結論 本件審判の請求は、成り立たない。 
理由 第1 手続の経緯
本願は平成14年8月21日の出願であって、平成17年7月25日付けで拒絶の査定がされたため、これを不服として同年8月31日付けで本件審判請求がされるとともに、同年9月16日付けで明細書についての手続補正(以下「本件補正」という。)がされたものである。

第2 補正の却下の決定
[補正の却下の決定の結論]
平成17年9月16日付けの手続補正を却下する。

[理由]
1.補正内容及び補正目的
本件補正は特許請求の範囲を補正するものであり、具体的には補正前の請求項3を削除するとともに、請求項1を次のとおり補正するものである。

--------

> **課題の目的**
本文のうち、「結論 本件審判の請求は、成り立たない。」から「平成17年9月16日付けの手続補正を却下する。」までを、両端の語句も含めて一字一句そのまま引用せよ。

> **提供情報**
--------

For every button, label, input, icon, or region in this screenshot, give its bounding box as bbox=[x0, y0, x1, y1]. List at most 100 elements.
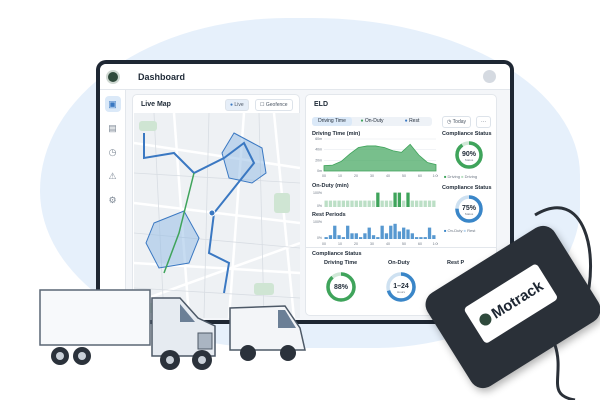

--------

> **解答例**
結論 本件審判の請求は、成り立たない。 
理由 第1 手続の経緯
本願は平成14年8月21日の出願であって、平成17年7月25日付けで拒絶の査定がされたため、これを不服として同年8月31日付けで本件審判請求がされるとともに、同年9月16日付けで明細書についての手続補正(以下「本件補正」という。)がされたものである。

第2 補正の却下の決定
[補正の却下の決定の結論]
平成17年9月16日付けの手続補正を却下する。